* GIVEN TASK *
Output the records exactly as they appear, with no pictures included.

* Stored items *
◇ ◇ ◇ ◇ ◇

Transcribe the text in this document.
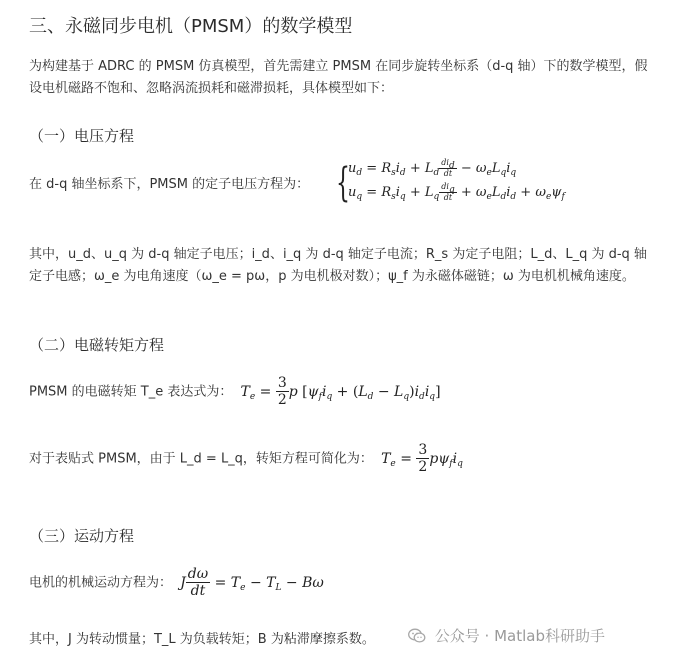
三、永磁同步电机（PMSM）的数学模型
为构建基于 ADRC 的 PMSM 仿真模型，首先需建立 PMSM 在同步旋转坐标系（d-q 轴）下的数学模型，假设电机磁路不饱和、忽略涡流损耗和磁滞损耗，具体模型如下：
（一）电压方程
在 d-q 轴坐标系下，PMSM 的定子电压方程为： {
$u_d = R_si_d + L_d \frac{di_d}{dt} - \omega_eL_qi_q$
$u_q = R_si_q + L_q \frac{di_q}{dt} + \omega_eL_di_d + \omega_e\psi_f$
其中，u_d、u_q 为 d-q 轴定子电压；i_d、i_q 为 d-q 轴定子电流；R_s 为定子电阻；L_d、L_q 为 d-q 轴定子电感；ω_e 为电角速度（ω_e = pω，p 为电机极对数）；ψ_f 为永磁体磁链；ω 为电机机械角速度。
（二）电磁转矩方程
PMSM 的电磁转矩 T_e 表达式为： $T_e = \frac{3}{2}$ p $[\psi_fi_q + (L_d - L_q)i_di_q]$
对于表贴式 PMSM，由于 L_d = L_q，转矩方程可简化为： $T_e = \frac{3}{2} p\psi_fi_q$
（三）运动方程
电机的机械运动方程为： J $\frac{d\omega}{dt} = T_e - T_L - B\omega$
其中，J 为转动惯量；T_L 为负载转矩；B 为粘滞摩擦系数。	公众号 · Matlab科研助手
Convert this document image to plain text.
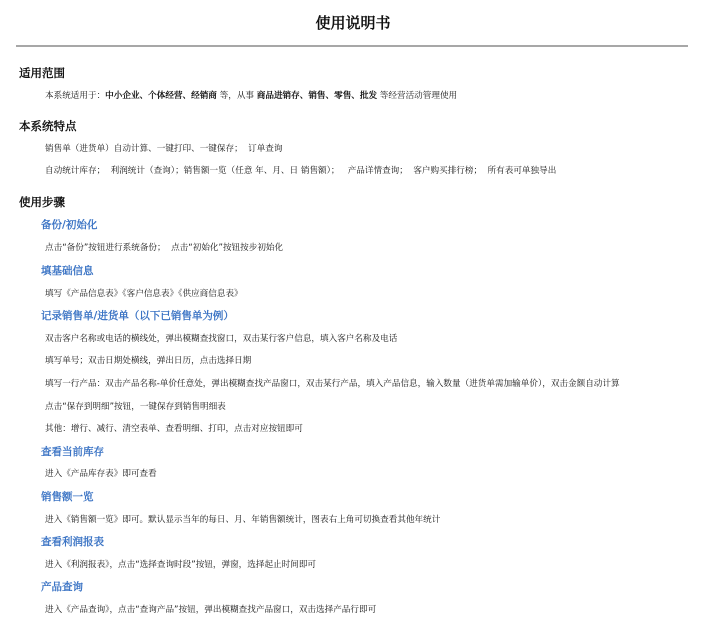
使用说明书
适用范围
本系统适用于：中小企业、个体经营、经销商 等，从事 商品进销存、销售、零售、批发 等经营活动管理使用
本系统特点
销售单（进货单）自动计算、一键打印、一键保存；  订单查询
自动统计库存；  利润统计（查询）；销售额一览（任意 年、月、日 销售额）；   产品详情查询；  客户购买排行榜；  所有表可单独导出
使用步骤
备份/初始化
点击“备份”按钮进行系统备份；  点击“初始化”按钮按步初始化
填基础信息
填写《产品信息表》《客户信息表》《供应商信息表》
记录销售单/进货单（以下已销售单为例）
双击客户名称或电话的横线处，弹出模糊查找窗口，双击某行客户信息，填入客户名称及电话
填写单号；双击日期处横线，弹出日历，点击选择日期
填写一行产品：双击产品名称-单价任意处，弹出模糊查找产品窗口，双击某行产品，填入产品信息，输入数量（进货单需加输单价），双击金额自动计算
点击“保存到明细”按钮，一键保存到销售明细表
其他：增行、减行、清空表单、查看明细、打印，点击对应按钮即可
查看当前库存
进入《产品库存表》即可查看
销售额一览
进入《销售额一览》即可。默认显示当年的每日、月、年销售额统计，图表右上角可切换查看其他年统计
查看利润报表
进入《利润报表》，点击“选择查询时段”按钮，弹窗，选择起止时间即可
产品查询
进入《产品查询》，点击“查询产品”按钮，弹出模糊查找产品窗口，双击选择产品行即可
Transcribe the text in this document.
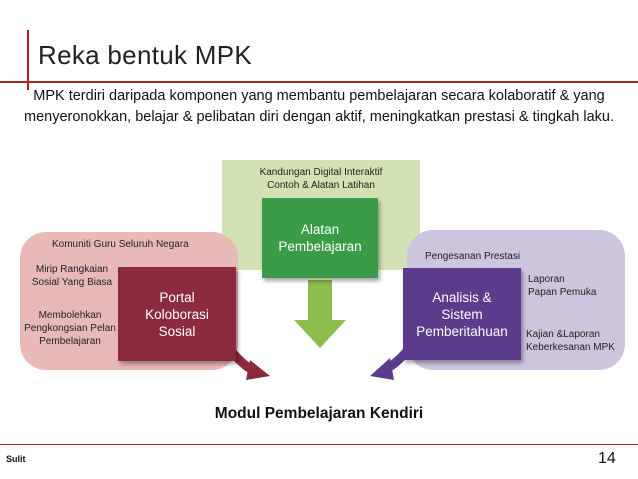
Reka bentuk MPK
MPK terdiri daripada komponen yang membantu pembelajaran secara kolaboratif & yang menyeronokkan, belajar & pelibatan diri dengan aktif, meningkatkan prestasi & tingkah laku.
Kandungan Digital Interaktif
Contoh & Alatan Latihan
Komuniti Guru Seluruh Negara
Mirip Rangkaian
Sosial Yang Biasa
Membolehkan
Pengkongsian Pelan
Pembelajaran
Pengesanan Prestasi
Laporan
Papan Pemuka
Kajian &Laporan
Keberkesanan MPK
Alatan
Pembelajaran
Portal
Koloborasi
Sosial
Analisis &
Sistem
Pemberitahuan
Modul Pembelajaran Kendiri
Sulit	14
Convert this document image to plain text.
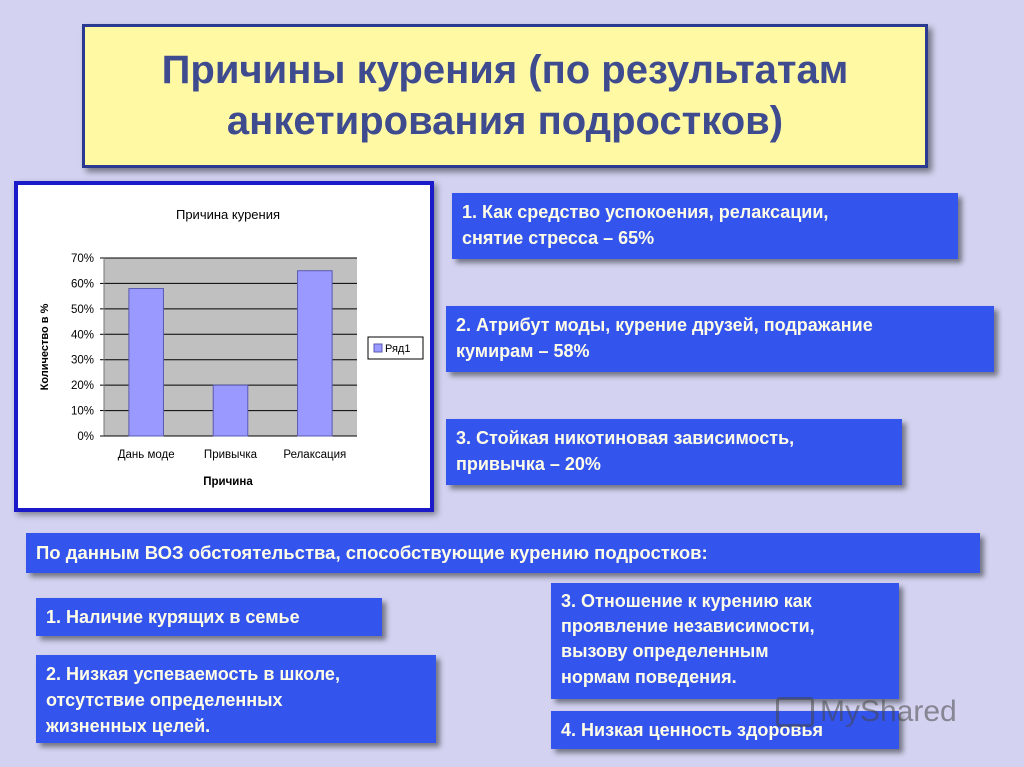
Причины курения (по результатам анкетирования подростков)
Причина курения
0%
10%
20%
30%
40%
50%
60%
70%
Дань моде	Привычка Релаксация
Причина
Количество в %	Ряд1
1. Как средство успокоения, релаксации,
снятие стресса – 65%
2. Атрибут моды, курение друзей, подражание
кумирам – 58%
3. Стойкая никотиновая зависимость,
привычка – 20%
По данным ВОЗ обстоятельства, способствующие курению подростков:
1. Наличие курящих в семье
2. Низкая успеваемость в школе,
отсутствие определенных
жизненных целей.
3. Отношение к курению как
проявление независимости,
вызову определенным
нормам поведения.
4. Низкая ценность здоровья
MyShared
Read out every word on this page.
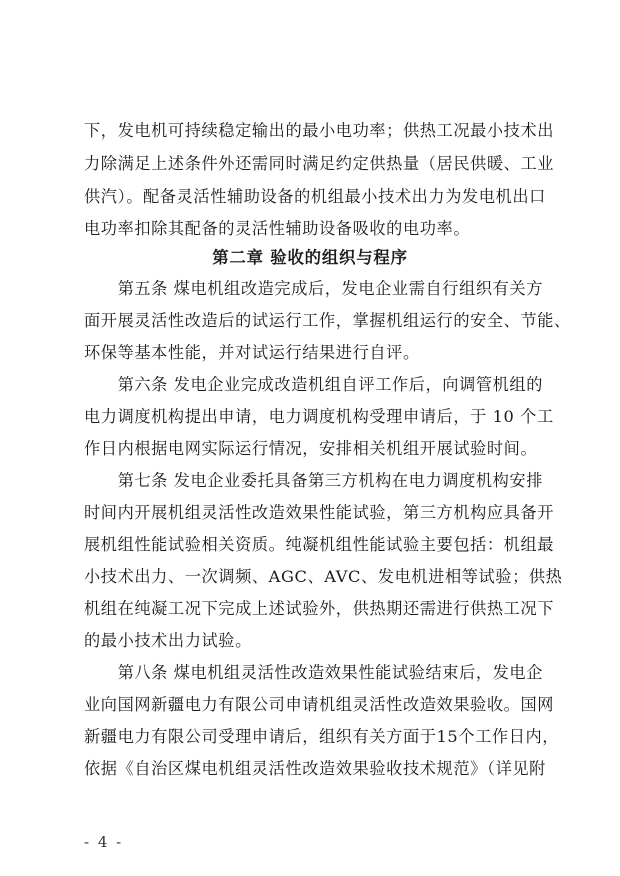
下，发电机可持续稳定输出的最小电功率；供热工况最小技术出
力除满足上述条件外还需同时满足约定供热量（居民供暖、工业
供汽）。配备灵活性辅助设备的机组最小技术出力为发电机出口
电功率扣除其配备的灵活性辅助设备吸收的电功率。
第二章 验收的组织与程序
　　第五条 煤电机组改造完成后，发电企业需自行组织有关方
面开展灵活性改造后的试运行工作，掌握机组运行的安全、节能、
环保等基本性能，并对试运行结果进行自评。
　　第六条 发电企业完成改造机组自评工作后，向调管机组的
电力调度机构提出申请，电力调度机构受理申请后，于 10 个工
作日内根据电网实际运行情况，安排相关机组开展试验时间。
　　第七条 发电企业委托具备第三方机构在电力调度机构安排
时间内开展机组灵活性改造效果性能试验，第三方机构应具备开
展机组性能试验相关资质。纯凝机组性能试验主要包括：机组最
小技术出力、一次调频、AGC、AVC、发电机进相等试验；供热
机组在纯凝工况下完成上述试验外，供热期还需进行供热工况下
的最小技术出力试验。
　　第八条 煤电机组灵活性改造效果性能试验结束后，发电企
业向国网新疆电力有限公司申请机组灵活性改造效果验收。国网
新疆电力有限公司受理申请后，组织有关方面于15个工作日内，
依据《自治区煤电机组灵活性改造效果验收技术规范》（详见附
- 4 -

◇ ◇ ◇ ◇ ◇

* THE RESULT *
Transcribe the text in this document.
三、永磁同步电机（PMSM）的数学模型
为构建基于 ADRC 的 PMSM 仿真模型，首先需建立 PMSM 在同步旋转坐标系（d-q 轴）下的数学模型，假设电机磁路不饱和、忽略涡流损耗和磁滞损耗，具体模型如下：
（一）电压方程
在 d-q 轴坐标系下，PMSM 的定子电压方程为： {
$u_d = R_si_d + L_d \frac{di_d}{dt} - \omega_eL_qi_q$
$u_q = R_si_q + L_q \frac{di_q}{dt} + \omega_eL_di_d + \omega_e\psi_f$
其中，u_d、u_q 为 d-q 轴定子电压；i_d、i_q 为 d-q 轴定子电流；R_s 为定子电阻；L_d、L_q 为 d-q 轴定子电感；ω_e 为电角速度（ω_e = pω，p 为电机极对数）；ψ_f 为永磁体磁链；ω 为电机机械角速度。
（二）电磁转矩方程
PMSM 的电磁转矩 T_e 表达式为： $T_e = \frac{3}{2}$ p $[\psi_fi_q + (L_d - L_q)i_di_q]$
对于表贴式 PMSM，由于 L_d = L_q，转矩方程可简化为： $T_e = \frac{3}{2} p\psi_fi_q$
（三）运动方程
电机的机械运动方程为： J $\frac{d\omega}{dt} = T_e - T_L - B\omega$
其中，J 为转动惯量；T_L 为负载转矩；B 为粘滞摩擦系数。	公众号 · Matlab科研助手
Convert this document image to plain text.
使用说明书
适用范围
本系统适用于：中小企业、个体经营、经销商 等，从事 商品进销存、销售、零售、批发 等经营活动管理使用
本系统特点
销售单（进货单）自动计算、一键打印、一键保存；  订单查询
自动统计库存；  利润统计（查询）；销售额一览（任意 年、月、日 销售额）；   产品详情查询；  客户购买排行榜；  所有表可单独导出
使用步骤
备份/初始化
点击“备份”按钮进行系统备份；  点击“初始化”按钮按步初始化
填基础信息
填写《产品信息表》《客户信息表》《供应商信息表》
记录销售单/进货单（以下已销售单为例）
双击客户名称或电话的横线处，弹出模糊查找窗口，双击某行客户信息，填入客户名称及电话
填写单号；双击日期处横线，弹出日历，点击选择日期
填写一行产品：双击产品名称-单价任意处，弹出模糊查找产品窗口，双击某行产品，填入产品信息，输入数量（进货单需加输单价），双击金额自动计算
点击“保存到明细”按钮，一键保存到销售明细表
其他：增行、减行、清空表单、查看明细、打印，点击对应按钮即可
查看当前库存
进入《产品库存表》即可查看
销售额一览
进入《销售额一览》即可。默认显示当年的每日、月、年销售额统计，图表右上角可切换查看其他年统计
查看利润报表
进入《利润报表》，点击“选择查询时段”按钮，弹窗，选择起止时间即可
产品查询
进入《产品查询》，点击“查询产品”按钮，弹出模糊查找产品窗口，双击选择产品行即可
Transcribe the text in this document.
Reka bentuk MPK
MPK terdiri daripada komponen yang membantu pembelajaran secara kolaboratif & yang menyeronokkan, belajar & pelibatan diri dengan aktif, meningkatkan prestasi & tingkah laku.
Kandungan Digital Interaktif
Contoh & Alatan Latihan
Komuniti Guru Seluruh Negara
Mirip Rangkaian
Sosial Yang Biasa
Membolehkan
Pengkongsian Pelan
Pembelajaran
Pengesanan Prestasi
Laporan
Papan Pemuka
Kajian &Laporan
Keberkesanan MPK
Alatan
Pembelajaran
Portal
Koloborasi
Sosial
Analisis &
Sistem
Pemberitahuan
Modul Pembelajaran Kendiri
Sulit	14
Convert this document image to plain text.
Причины курения (по результатам анкетирования подростков)
Причина курения
0%
10%
20%
30%
40%
50%
60%
70%
Дань моде	Привычка Релаксация
Причина
Количество в %	Ряд1
1. Как средство успокоения, релаксации,
снятие стресса – 65%
2. Атрибут моды, курение друзей, подражание
кумирам – 58%
3. Стойкая никотиновая зависимость,
привычка – 20%
По данным ВОЗ обстоятельства, способствующие курению подростков:
1. Наличие курящих в семье
2. Низкая успеваемость в школе,
отсутствие определенных
жизненных целей.
3. Отношение к курению как
проявление независимости,
вызову определенным
нормам поведения.
4. Низкая ценность здоровья
MyShared
Read out every word on this page.
下，发电机可持续稳定输出的最小电功率；供热工况最小技术出
力除满足上述条件外还需同时满足约定供热量（居民供暖、工业
供汽）。配备灵活性辅助设备的机组最小技术出力为发电机出口
电功率扣除其配备的灵活性辅助设备吸收的电功率。
第二章 验收的组织与程序
　　第五条 煤电机组改造完成后，发电企业需自行组织有关方
面开展灵活性改造后的试运行工作，掌握机组运行的安全、节能、
环保等基本性能，并对试运行结果进行自评。
　　第六条 发电企业完成改造机组自评工作后，向调管机组的
电力调度机构提出申请，电力调度机构受理申请后，于 10 个工
作日内根据电网实际运行情况，安排相关机组开展试验时间。
　　第七条 发电企业委托具备第三方机构在电力调度机构安排
时间内开展机组灵活性改造效果性能试验，第三方机构应具备开
展机组性能试验相关资质。纯凝机组性能试验主要包括：机组最
小技术出力、一次调频、AGC、AVC、发电机进相等试验；供热
机组在纯凝工况下完成上述试验外，供热期还需进行供热工况下
的最小技术出力试验。
　　第八条 煤电机组灵活性改造效果性能试验结束后，发电企
业向国网新疆电力有限公司申请机组灵活性改造效果验收。国网
新疆电力有限公司受理申请后，组织有关方面于15个工作日内，
依据《自治区煤电机组灵活性改造效果验收技术规范》（详见附
- 4 -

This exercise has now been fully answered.